> Problem requirements:
Write the material out again in full, word for word. Do not include the pictures.

------ Entries provided

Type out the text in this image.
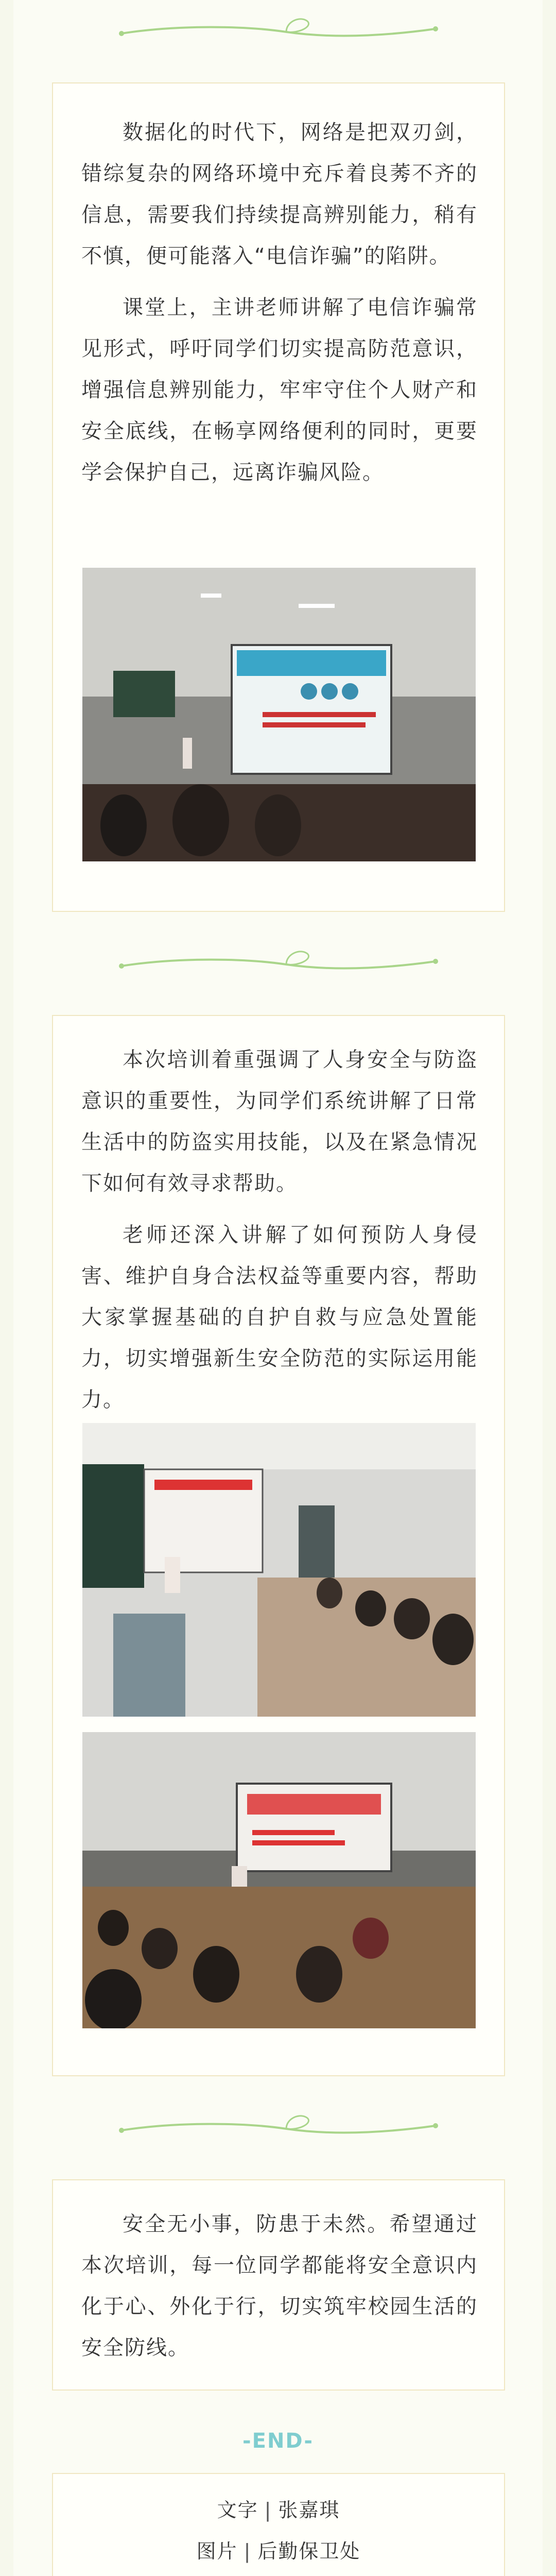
数据化的时代下，网络是把双刃剑，错综复杂的网络环境中充斥着良莠不齐的信息，需要我们持续提高辨别能力，稍有不慎，便可能落入“电信诈骗”的陷阱。

课堂上，主讲老师讲解了电信诈骗常见形式，呼吁同学们切实提高防范意识，增强信息辨别能力，牢牢守住个人财产和安全底线，在畅享网络便利的同时，更要学会保护自己，远离诈骗风险。

本次培训着重强调了人身安全与防盗意识的重要性，为同学们系统讲解了日常生活中的防盗实用技能，以及在紧急情况下如何有效寻求帮助。

老师还深入讲解了如何预防人身侵害、维护自身合法权益等重要内容，帮助大家掌握基础的自护自救与应急处置能力，切实增强新生安全防范的实际运用能力。

安全无小事，防患于未然。希望通过本次培训，每一位同学都能将安全意识内化于心、外化于行，切实筑牢校园生活的安全防线。

-END-
文字 | 张嘉琪
图片 | 后勤保卫处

------------

> Output below:
Type out the text in this image.
数据化的时代下，网络是把双刃剑，错综复杂的网络环境中充斥着良莠不齐的信息，需要我们持续提高辨别能力，稍有不慎，便可能落入“电信诈骗”的陷阱。

课堂上，主讲老师讲解了电信诈骗常见形式，呼吁同学们切实提高防范意识，增强信息辨别能力，牢牢守住个人财产和安全底线，在畅享网络便利的同时，更要学会保护自己，远离诈骗风险。

本次培训着重强调了人身安全与防盗意识的重要性，为同学们系统讲解了日常生活中的防盗实用技能，以及在紧急情况下如何有效寻求帮助。

老师还深入讲解了如何预防人身侵害、维护自身合法权益等重要内容，帮助大家掌握基础的自护自救与应急处置能力，切实增强新生安全防范的实际运用能力。

安全无小事，防患于未然。希望通过本次培训，每一位同学都能将安全意识内化于心、外化于行，切实筑牢校园生活的安全防线。

-END-
文字 | 张嘉琪
图片 | 后勤保卫处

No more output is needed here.